[Begin]

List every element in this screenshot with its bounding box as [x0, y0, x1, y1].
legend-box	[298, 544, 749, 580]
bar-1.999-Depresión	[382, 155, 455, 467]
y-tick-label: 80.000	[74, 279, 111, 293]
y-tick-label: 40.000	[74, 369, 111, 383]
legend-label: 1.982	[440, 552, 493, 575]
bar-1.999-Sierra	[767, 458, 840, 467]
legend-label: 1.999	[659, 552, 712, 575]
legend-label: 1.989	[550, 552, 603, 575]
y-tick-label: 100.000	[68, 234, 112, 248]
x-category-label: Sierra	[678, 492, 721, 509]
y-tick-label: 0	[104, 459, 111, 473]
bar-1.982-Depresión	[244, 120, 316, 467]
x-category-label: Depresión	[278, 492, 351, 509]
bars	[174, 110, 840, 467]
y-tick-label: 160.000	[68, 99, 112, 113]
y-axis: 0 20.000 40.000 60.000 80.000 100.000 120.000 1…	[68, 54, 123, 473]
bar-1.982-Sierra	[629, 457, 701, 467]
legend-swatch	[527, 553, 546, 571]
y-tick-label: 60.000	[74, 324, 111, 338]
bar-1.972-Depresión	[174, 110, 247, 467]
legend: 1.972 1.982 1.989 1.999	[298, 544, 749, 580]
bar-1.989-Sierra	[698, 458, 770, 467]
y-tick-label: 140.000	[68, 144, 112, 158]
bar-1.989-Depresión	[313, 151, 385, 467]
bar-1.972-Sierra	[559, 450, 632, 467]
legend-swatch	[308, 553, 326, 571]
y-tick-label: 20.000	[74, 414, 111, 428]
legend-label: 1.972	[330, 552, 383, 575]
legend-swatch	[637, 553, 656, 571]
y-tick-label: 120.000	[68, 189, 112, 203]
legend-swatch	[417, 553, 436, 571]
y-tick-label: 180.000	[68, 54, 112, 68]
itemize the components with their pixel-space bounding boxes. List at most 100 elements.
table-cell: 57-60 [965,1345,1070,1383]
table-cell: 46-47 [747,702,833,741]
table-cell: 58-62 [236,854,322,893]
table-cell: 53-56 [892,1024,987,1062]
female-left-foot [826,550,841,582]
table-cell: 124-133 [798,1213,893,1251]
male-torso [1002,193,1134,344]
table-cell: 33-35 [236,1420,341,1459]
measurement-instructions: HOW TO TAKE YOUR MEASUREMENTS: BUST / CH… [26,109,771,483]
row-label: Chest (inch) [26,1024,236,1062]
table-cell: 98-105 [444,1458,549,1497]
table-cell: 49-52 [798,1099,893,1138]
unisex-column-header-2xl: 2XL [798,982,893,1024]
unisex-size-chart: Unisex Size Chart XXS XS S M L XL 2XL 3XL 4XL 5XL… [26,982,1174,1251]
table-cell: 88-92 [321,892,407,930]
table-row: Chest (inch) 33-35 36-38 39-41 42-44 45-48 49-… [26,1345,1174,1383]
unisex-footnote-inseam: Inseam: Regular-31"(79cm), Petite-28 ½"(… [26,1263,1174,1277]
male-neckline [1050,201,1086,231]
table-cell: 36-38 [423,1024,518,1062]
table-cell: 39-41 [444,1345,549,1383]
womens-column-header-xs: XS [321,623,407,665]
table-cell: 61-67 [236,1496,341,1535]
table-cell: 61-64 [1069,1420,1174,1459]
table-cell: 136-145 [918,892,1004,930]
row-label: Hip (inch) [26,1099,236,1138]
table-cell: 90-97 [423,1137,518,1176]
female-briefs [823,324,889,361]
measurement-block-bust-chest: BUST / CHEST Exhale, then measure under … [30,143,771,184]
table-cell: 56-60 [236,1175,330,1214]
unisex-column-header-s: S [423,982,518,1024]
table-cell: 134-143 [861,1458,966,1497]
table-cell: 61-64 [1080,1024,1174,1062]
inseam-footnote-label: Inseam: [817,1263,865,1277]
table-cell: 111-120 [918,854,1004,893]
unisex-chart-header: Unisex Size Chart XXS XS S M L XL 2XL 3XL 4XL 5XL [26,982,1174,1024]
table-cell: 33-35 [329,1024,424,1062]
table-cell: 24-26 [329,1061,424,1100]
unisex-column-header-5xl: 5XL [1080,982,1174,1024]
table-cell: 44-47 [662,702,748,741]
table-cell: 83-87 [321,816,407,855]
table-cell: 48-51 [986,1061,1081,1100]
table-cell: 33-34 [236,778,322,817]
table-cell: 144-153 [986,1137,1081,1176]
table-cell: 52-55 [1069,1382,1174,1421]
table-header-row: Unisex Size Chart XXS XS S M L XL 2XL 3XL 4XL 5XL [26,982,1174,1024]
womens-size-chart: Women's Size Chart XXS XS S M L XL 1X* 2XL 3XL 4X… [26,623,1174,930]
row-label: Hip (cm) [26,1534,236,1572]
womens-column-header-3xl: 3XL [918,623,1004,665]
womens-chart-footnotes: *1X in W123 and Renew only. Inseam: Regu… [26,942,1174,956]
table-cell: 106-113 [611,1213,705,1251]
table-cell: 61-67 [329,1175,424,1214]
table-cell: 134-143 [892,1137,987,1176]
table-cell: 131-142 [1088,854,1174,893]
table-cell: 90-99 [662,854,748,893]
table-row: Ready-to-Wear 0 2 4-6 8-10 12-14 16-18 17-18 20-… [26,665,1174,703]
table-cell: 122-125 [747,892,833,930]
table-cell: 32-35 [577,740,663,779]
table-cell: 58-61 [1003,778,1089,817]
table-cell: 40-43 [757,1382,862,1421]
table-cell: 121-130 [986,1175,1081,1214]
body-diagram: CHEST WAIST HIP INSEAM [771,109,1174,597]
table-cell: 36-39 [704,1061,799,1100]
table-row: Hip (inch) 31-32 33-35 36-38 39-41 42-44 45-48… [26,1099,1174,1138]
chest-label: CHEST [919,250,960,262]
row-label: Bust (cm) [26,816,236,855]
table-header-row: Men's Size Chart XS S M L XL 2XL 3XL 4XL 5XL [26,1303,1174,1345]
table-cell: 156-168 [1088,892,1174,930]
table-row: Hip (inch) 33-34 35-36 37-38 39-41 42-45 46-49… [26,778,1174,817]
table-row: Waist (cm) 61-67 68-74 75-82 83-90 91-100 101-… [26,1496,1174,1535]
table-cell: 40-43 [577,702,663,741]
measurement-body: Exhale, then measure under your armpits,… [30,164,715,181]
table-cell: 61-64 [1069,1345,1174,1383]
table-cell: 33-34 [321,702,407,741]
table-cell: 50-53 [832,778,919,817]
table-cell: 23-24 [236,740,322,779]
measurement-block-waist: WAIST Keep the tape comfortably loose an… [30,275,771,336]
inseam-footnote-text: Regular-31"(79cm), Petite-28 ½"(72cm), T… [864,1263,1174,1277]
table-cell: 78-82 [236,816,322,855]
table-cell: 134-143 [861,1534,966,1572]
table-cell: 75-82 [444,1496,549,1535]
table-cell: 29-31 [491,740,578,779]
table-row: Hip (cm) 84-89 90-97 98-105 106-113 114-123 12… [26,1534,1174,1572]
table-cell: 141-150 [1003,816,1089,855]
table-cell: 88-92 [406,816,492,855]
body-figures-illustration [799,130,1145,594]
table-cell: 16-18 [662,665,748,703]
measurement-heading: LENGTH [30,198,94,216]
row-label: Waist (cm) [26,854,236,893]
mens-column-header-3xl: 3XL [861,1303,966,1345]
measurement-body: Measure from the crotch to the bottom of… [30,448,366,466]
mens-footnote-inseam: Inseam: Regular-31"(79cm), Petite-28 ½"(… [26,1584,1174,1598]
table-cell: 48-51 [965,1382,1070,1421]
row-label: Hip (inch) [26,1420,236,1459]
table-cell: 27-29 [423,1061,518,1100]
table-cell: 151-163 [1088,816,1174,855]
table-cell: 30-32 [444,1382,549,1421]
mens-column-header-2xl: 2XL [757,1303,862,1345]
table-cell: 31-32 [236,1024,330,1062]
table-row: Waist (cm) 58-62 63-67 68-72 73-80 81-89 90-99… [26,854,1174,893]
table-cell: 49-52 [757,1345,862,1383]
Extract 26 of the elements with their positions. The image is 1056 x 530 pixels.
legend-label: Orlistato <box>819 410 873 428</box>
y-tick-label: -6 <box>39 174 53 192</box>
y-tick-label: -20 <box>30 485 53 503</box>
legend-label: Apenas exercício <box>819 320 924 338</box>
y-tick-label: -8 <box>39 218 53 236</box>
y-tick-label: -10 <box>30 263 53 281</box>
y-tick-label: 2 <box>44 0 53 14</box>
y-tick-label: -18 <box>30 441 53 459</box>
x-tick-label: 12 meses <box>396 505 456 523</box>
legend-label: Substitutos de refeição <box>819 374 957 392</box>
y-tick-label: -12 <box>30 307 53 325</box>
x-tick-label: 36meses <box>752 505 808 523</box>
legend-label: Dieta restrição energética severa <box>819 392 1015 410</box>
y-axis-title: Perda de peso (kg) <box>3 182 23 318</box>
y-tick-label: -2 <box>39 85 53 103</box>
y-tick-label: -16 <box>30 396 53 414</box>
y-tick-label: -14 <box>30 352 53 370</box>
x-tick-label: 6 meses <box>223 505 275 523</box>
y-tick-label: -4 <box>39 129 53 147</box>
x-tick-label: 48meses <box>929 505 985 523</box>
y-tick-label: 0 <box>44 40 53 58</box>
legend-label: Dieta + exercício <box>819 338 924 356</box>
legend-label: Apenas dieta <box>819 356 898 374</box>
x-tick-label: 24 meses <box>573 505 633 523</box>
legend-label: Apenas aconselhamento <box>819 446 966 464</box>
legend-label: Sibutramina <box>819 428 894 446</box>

[End]

INSTRUCTIONS FOR THE TASK. Return the records word for word, starting at the very first line and ending at the line that contains "553, 656, 571]".

COMPLETED EXERCISE.
List every element in this screenshot with its bounding box as [x0, y0, x1, y1].
legend-box	[298, 544, 749, 580]
bar-1.999-Depresión	[382, 155, 455, 467]
y-tick-label: 80.000	[74, 279, 111, 293]
y-tick-label: 40.000	[74, 369, 111, 383]
legend-label: 1.982	[440, 552, 493, 575]
bar-1.999-Sierra	[767, 458, 840, 467]
legend-label: 1.999	[659, 552, 712, 575]
legend-label: 1.989	[550, 552, 603, 575]
y-tick-label: 100.000	[68, 234, 112, 248]
x-category-label: Sierra	[678, 492, 721, 509]
y-tick-label: 0	[104, 459, 111, 473]
bar-1.982-Depresión	[244, 120, 316, 467]
x-category-label: Depresión	[278, 492, 351, 509]
bars	[174, 110, 840, 467]
y-tick-label: 160.000	[68, 99, 112, 113]
y-axis: 0 20.000 40.000 60.000 80.000 100.000 120.000 1…	[68, 54, 123, 473]
bar-1.982-Sierra	[629, 457, 701, 467]
legend-swatch	[527, 553, 546, 571]
y-tick-label: 60.000	[74, 324, 111, 338]
bar-1.972-Depresión	[174, 110, 247, 467]
legend: 1.972 1.982 1.989 1.999	[298, 544, 749, 580]
bar-1.989-Sierra	[698, 458, 770, 467]
y-tick-label: 140.000	[68, 144, 112, 158]
bar-1.989-Depresión	[313, 151, 385, 467]
bar-1.972-Sierra	[559, 450, 632, 467]
legend-swatch	[308, 553, 326, 571]
y-tick-label: 20.000	[74, 414, 111, 428]
legend-label: 1.972	[330, 552, 383, 575]
legend-swatch	[637, 553, 656, 571]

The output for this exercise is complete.